─── Material for this task ───

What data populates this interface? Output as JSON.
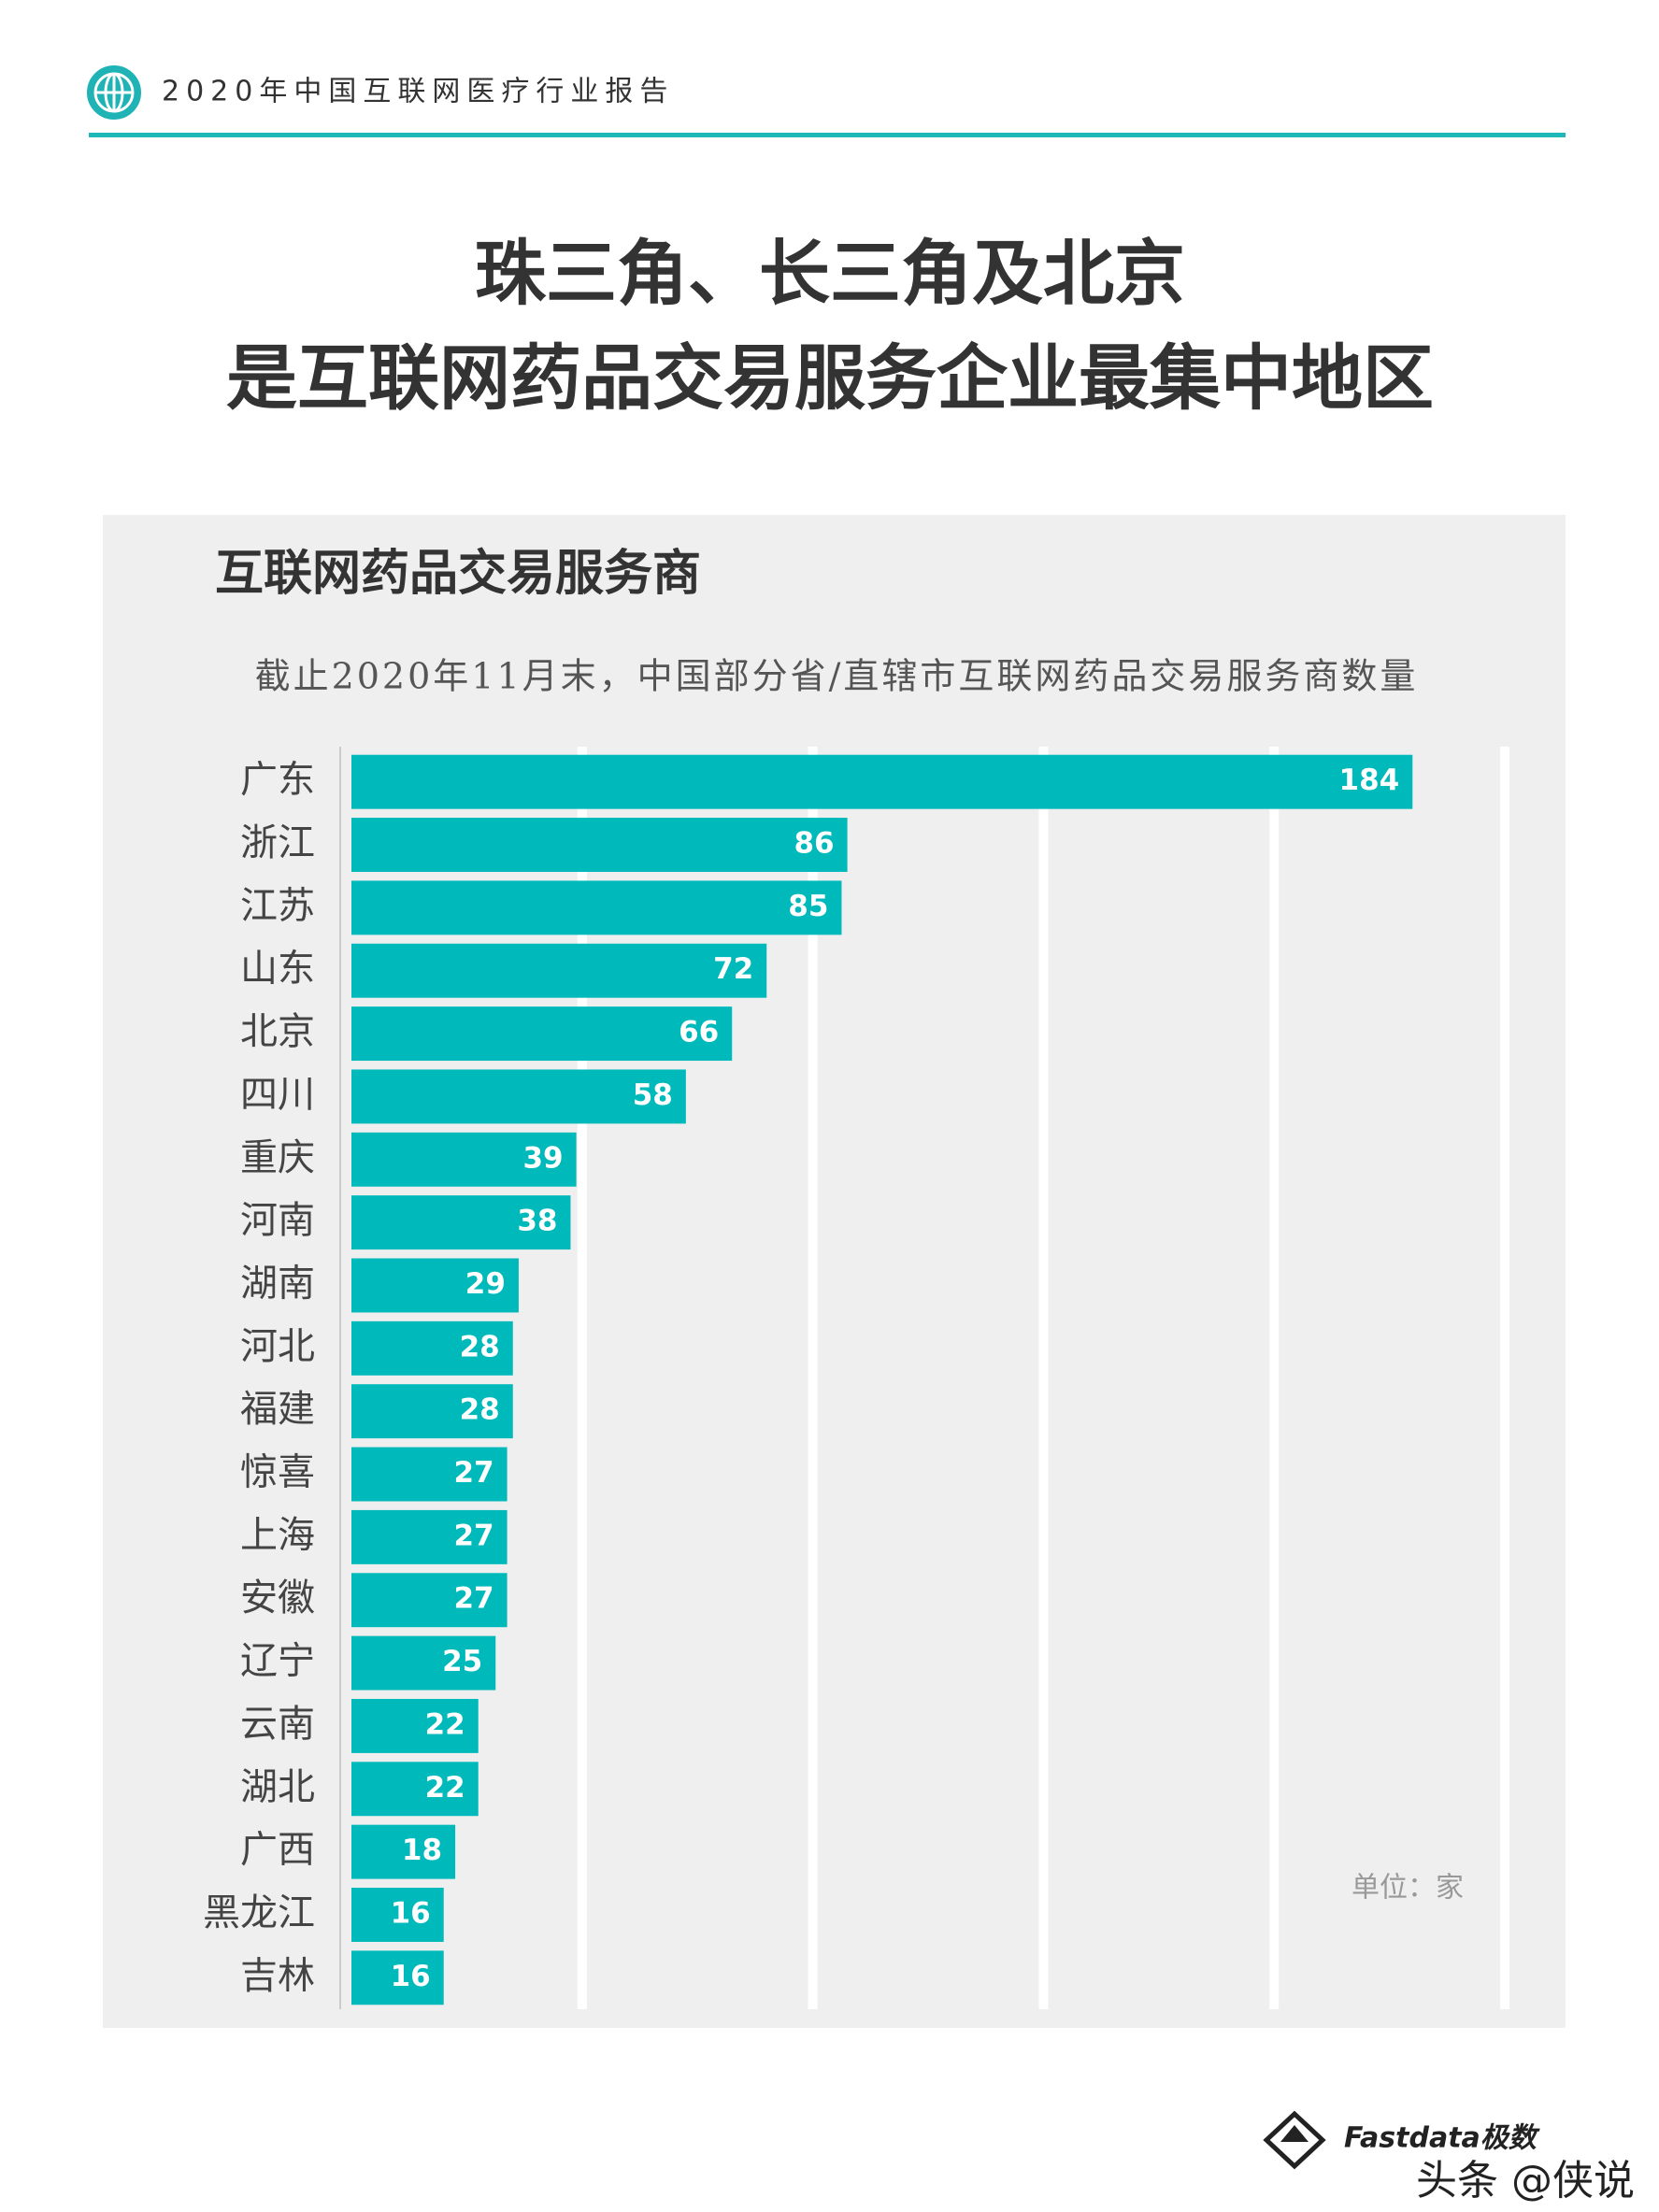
{
  "header": {
    "report": "2020年中国互联网医疗行业报告"
  },
  "title": {
    "line1": "珠三角、长三角及北京",
    "line2": "是互联网药品交易服务企业最集中地区"
  },
  "chart_data": {
    "type": "bar",
    "orientation": "horizontal",
    "title": "互联网药品交易服务商",
    "subtitle": "截止2020年11月末，中国部分省/直辖市互联网药品交易服务商数量",
    "unit": "单位：家",
    "categories": [
      "广东",
      "浙江",
      "江苏",
      "山东",
      "北京",
      "四川",
      "重庆",
      "河南",
      "湖南",
      "河北",
      "福建",
      "惊喜",
      "上海",
      "安徽",
      "辽宁",
      "云南",
      "湖北",
      "广西",
      "黑龙江",
      "吉林"
    ],
    "values": [
      184,
      86,
      85,
      72,
      66,
      58,
      39,
      38,
      29,
      28,
      28,
      27,
      27,
      27,
      25,
      22,
      22,
      18,
      16,
      16
    ],
    "color": "#00b9ba",
    "xlim": [
      0,
      200
    ],
    "xticks": [
      0,
      40,
      80,
      120,
      160,
      200
    ],
    "grid": true
  },
  "footer": {
    "brand": "Fastdata极数",
    "watermark": "头条 @侠说"
  }
}
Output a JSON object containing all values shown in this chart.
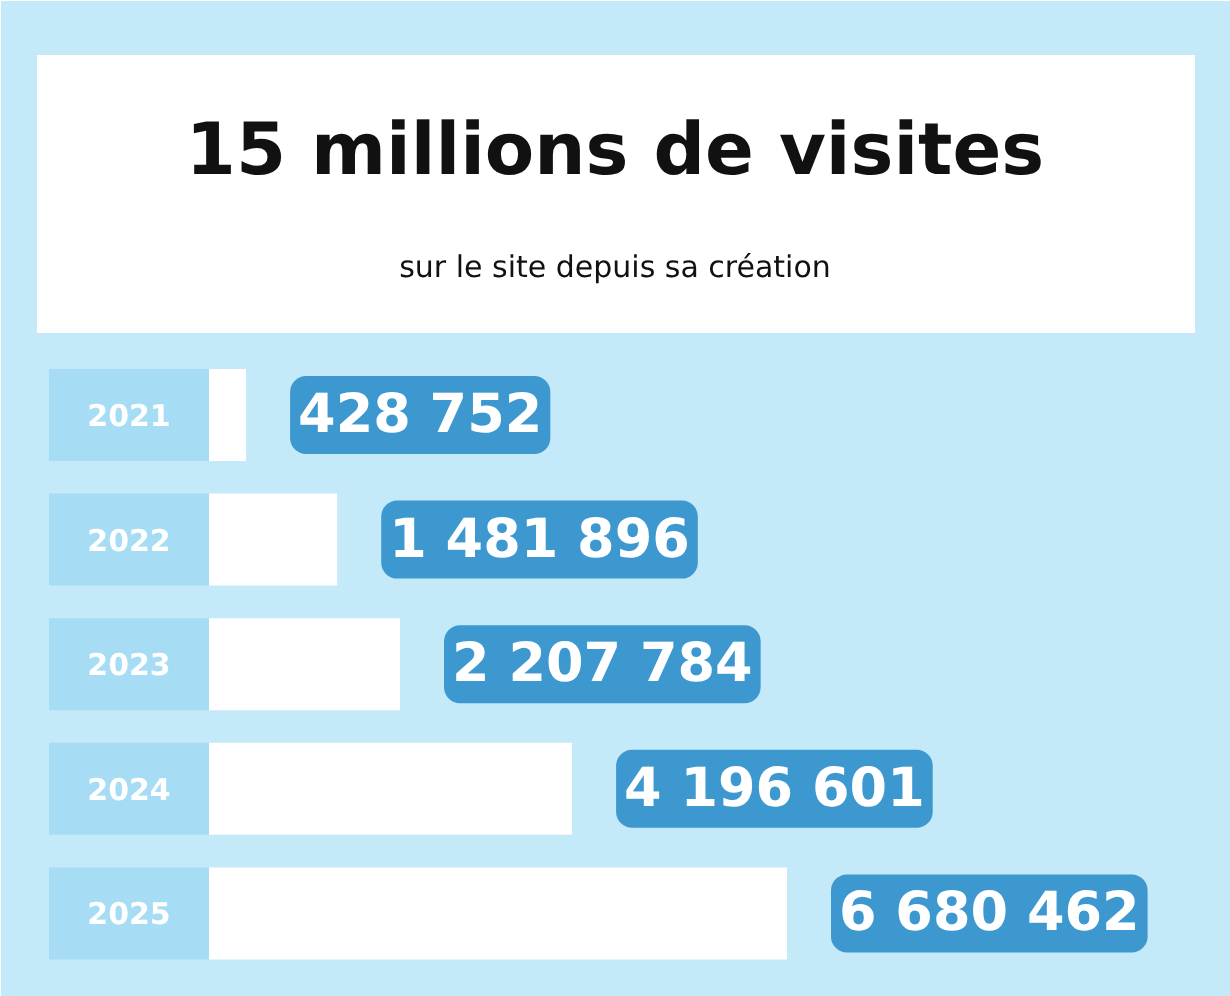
{
  "chart_data": {
    "type": "bar",
    "orientation": "horizontal",
    "title": "15 millions de visites",
    "subtitle": "sur le site depuis sa création",
    "categories": [
      "2021",
      "2022",
      "2023",
      "2024",
      "2025"
    ],
    "values": [
      428752,
      1481896,
      2207784,
      4196601,
      6680462
    ],
    "value_labels": [
      "428 752",
      "1 481 896",
      "2 207 784",
      "4 196 601",
      "6 680 462"
    ],
    "color": "#ffffff"
  }
}
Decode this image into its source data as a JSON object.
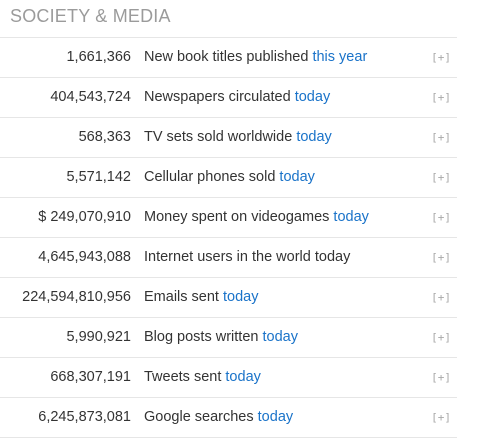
{
  "section": {
    "title": "SOCIETY & MEDIA"
  },
  "expand_label": "[+]",
  "colors": {
    "highlight": "#1a73c9",
    "title": "#9b9b9b",
    "divider": "#e6e6e6"
  },
  "rows": [
    {
      "value": "1,661,366",
      "label": "New book titles published ",
      "highlight": "this year"
    },
    {
      "value": "404,543,724",
      "label": "Newspapers circulated ",
      "highlight": "today"
    },
    {
      "value": "568,363",
      "label": "TV sets sold worldwide ",
      "highlight": "today"
    },
    {
      "value": "5,571,142",
      "label": "Cellular phones sold ",
      "highlight": "today"
    },
    {
      "value": "$ 249,070,910",
      "label": "Money spent on videogames ",
      "highlight": "today"
    },
    {
      "value": "4,645,943,088",
      "label": "Internet users in the world today",
      "highlight": ""
    },
    {
      "value": "224,594,810,956",
      "label": "Emails sent ",
      "highlight": "today"
    },
    {
      "value": "5,990,921",
      "label": "Blog posts written ",
      "highlight": "today"
    },
    {
      "value": "668,307,191",
      "label": "Tweets sent ",
      "highlight": "today"
    },
    {
      "value": "6,245,873,081",
      "label": "Google searches ",
      "highlight": "today"
    }
  ]
}
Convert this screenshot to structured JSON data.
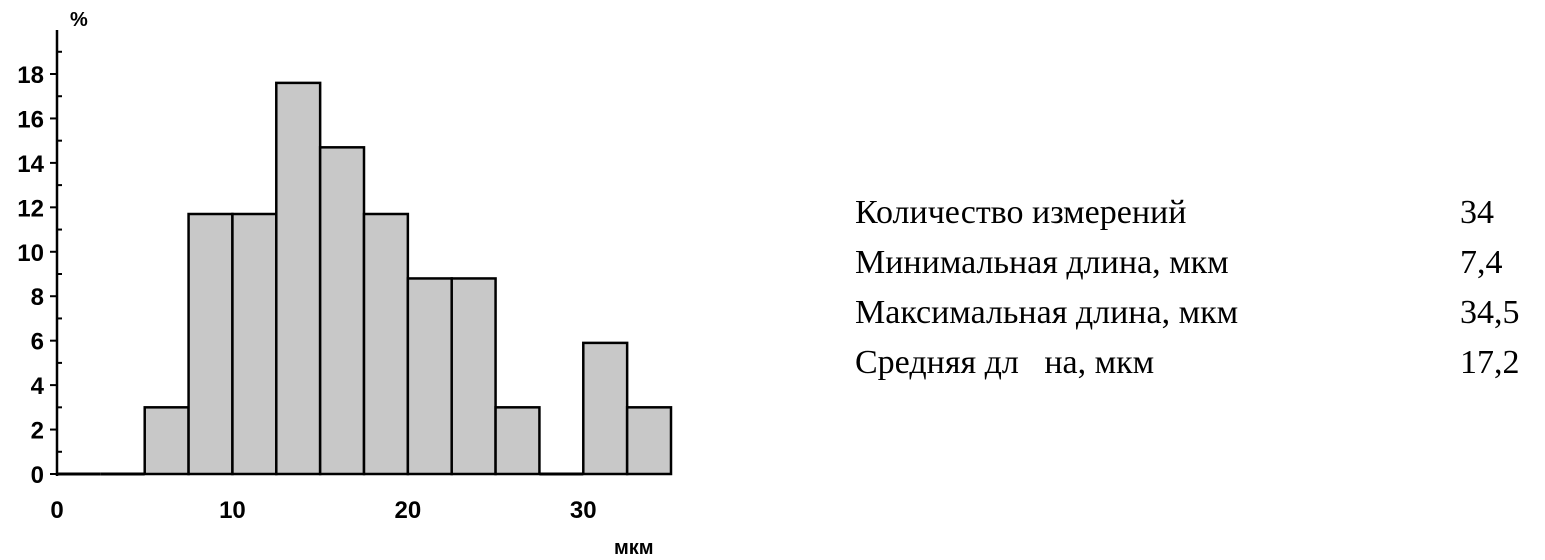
{
  "chart_data": {
    "type": "bar",
    "title": "",
    "ylabel": "%",
    "xlabel": "мкм",
    "bin_width": 2.5,
    "bin_starts": [
      0,
      2.5,
      5,
      7.5,
      10,
      12.5,
      15,
      17.5,
      20,
      22.5,
      25,
      27.5,
      30,
      32.5
    ],
    "values": [
      0,
      0,
      3,
      11.7,
      11.7,
      17.6,
      14.7,
      11.7,
      8.8,
      8.8,
      3,
      0,
      5.9,
      3
    ],
    "xlim": [
      0,
      35
    ],
    "ylim": [
      0,
      20
    ],
    "x_ticks": [
      "0",
      "10",
      "20",
      "30"
    ],
    "y_ticks": [
      "0",
      "2",
      "4",
      "6",
      "8",
      "10",
      "12",
      "14",
      "16",
      "18"
    ],
    "bar_color": "#c8c8c8",
    "grid": false,
    "legend": "none"
  },
  "stats": [
    {
      "label": "Количество измерений",
      "value": "34"
    },
    {
      "label": "Минимальная длина, мкм",
      "value": "7,4"
    },
    {
      "label": "Максимальная длина, мкм",
      "value": "34,5"
    },
    {
      "label": "Средняя дл   на, мкм",
      "value": "17,2"
    }
  ]
}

───

## Your goal:
Each entry must be retyped word for word, with every image omitted.

## Task output:
What data populates this interface? Output as JSON.
{
  "header": {
    "report": "2020年中国互联网医疗行业报告"
  },
  "title": {
    "line1": "珠三角、长三角及北京",
    "line2": "是互联网药品交易服务企业最集中地区"
  },
  "chart_data": {
    "type": "bar",
    "orientation": "horizontal",
    "title": "互联网药品交易服务商",
    "subtitle": "截止2020年11月末，中国部分省/直辖市互联网药品交易服务商数量",
    "unit": "单位：家",
    "categories": [
      "广东",
      "浙江",
      "江苏",
      "山东",
      "北京",
      "四川",
      "重庆",
      "河南",
      "湖南",
      "河北",
      "福建",
      "惊喜",
      "上海",
      "安徽",
      "辽宁",
      "云南",
      "湖北",
      "广西",
      "黑龙江",
      "吉林"
    ],
    "values": [
      184,
      86,
      85,
      72,
      66,
      58,
      39,
      38,
      29,
      28,
      28,
      27,
      27,
      27,
      25,
      22,
      22,
      18,
      16,
      16
    ],
    "color": "#00b9ba",
    "xlim": [
      0,
      200
    ],
    "xticks": [
      0,
      40,
      80,
      120,
      160,
      200
    ],
    "grid": true
  },
  "footer": {
    "brand": "Fastdata极数",
    "watermark": "头条 @侠说"
  }
}
Output a JSON object containing all values shown in this chart.
{
  "chart_data": {
    "type": "bar",
    "orientation": "horizontal",
    "title": "15 millions de visites",
    "subtitle": "sur le site depuis sa création",
    "categories": [
      "2021",
      "2022",
      "2023",
      "2024",
      "2025"
    ],
    "values": [
      428752,
      1481896,
      2207784,
      4196601,
      6680462
    ],
    "value_labels": [
      "428 752",
      "1 481 896",
      "2 207 784",
      "4 196 601",
      "6 680 462"
    ],
    "color": "#ffffff"
  }
}
Decode this image into its source data as a JSON object.
{
  "section": {
    "title": "SOCIETY & MEDIA"
  },
  "expand_label": "[+]",
  "colors": {
    "highlight": "#1a73c9",
    "title": "#9b9b9b",
    "divider": "#e6e6e6"
  },
  "rows": [
    {
      "value": "1,661,366",
      "label": "New book titles published ",
      "highlight": "this year"
    },
    {
      "value": "404,543,724",
      "label": "Newspapers circulated ",
      "highlight": "today"
    },
    {
      "value": "568,363",
      "label": "TV sets sold worldwide ",
      "highlight": "today"
    },
    {
      "value": "5,571,142",
      "label": "Cellular phones sold ",
      "highlight": "today"
    },
    {
      "value": "$ 249,070,910",
      "label": "Money spent on videogames ",
      "highlight": "today"
    },
    {
      "value": "4,645,943,088",
      "label": "Internet users in the world today",
      "highlight": ""
    },
    {
      "value": "224,594,810,956",
      "label": "Emails sent ",
      "highlight": "today"
    },
    {
      "value": "5,990,921",
      "label": "Blog posts written ",
      "highlight": "today"
    },
    {
      "value": "668,307,191",
      "label": "Tweets sent ",
      "highlight": "today"
    },
    {
      "value": "6,245,873,081",
      "label": "Google searches ",
      "highlight": "today"
    }
  ]
}
Convert this screenshot to structured JSON data.
{
  "chart_data": {
    "type": "bar",
    "title": "",
    "ylabel": "%",
    "xlabel": "мкм",
    "bin_width": 2.5,
    "bin_starts": [
      0,
      2.5,
      5,
      7.5,
      10,
      12.5,
      15,
      17.5,
      20,
      22.5,
      25,
      27.5,
      30,
      32.5
    ],
    "values": [
      0,
      0,
      3,
      11.7,
      11.7,
      17.6,
      14.7,
      11.7,
      8.8,
      8.8,
      3,
      0,
      5.9,
      3
    ],
    "xlim": [
      0,
      35
    ],
    "ylim": [
      0,
      20
    ],
    "x_ticks": [
      "0",
      "10",
      "20",
      "30"
    ],
    "y_ticks": [
      "0",
      "2",
      "4",
      "6",
      "8",
      "10",
      "12",
      "14",
      "16",
      "18"
    ],
    "bar_color": "#c8c8c8",
    "grid": false,
    "legend": "none"
  },
  "stats": [
    {
      "label": "Количество измерений",
      "value": "34"
    },
    {
      "label": "Минимальная длина, мкм",
      "value": "7,4"
    },
    {
      "label": "Максимальная длина, мкм",
      "value": "34,5"
    },
    {
      "label": "Средняя дл   на, мкм",
      "value": "17,2"
    }
  ]
}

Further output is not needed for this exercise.